◆ The exercise ◆
Your answer is a single number: the count of lines that contain the string "name".

[Start]

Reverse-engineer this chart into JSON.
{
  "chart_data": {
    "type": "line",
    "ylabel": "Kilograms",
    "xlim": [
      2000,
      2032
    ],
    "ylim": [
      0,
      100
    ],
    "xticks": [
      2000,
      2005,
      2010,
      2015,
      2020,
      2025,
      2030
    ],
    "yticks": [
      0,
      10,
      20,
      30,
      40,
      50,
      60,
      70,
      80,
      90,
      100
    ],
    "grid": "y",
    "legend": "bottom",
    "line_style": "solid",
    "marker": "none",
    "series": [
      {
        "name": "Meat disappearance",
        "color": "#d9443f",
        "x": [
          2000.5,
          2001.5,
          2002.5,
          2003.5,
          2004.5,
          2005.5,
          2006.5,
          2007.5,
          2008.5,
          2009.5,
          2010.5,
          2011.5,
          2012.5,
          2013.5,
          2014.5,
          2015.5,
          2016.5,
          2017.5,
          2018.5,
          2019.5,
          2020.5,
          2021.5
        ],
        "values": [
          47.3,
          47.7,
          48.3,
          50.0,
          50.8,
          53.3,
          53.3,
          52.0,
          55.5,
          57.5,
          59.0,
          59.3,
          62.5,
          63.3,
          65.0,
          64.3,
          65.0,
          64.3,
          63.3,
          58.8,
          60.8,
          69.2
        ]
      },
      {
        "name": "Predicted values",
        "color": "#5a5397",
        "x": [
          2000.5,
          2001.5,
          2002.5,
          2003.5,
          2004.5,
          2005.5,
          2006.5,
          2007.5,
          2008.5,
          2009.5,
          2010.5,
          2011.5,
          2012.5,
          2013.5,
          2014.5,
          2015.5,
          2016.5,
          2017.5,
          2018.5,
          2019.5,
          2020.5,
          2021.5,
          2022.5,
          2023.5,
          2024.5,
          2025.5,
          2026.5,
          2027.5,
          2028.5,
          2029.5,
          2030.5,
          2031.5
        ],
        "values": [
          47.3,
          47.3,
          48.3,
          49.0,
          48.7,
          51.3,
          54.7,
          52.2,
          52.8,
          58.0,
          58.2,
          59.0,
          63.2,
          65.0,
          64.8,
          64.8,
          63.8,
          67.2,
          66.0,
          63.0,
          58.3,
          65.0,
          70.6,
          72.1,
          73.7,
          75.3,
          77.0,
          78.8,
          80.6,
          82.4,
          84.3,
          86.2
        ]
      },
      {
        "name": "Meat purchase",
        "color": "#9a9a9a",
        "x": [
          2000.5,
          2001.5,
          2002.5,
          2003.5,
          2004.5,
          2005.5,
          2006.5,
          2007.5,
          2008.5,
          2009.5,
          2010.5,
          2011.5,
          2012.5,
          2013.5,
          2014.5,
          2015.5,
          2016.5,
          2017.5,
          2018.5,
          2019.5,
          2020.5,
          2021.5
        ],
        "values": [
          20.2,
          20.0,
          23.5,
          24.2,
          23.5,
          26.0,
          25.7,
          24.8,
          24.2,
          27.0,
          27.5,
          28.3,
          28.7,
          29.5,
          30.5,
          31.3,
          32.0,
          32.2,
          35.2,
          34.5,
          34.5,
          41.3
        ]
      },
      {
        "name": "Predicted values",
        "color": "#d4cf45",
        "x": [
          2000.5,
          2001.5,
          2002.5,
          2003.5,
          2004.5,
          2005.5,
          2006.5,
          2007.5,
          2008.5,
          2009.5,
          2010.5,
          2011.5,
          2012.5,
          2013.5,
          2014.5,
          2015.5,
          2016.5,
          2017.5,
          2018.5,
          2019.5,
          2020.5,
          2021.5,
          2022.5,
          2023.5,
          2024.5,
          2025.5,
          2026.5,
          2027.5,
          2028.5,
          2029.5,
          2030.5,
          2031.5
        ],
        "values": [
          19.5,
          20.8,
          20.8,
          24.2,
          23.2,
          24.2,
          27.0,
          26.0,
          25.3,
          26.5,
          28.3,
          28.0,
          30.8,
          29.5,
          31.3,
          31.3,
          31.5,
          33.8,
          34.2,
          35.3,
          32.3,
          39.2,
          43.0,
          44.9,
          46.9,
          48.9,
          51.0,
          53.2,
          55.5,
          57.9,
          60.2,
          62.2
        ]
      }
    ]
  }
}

[End]

◆ Expected answer ◆
4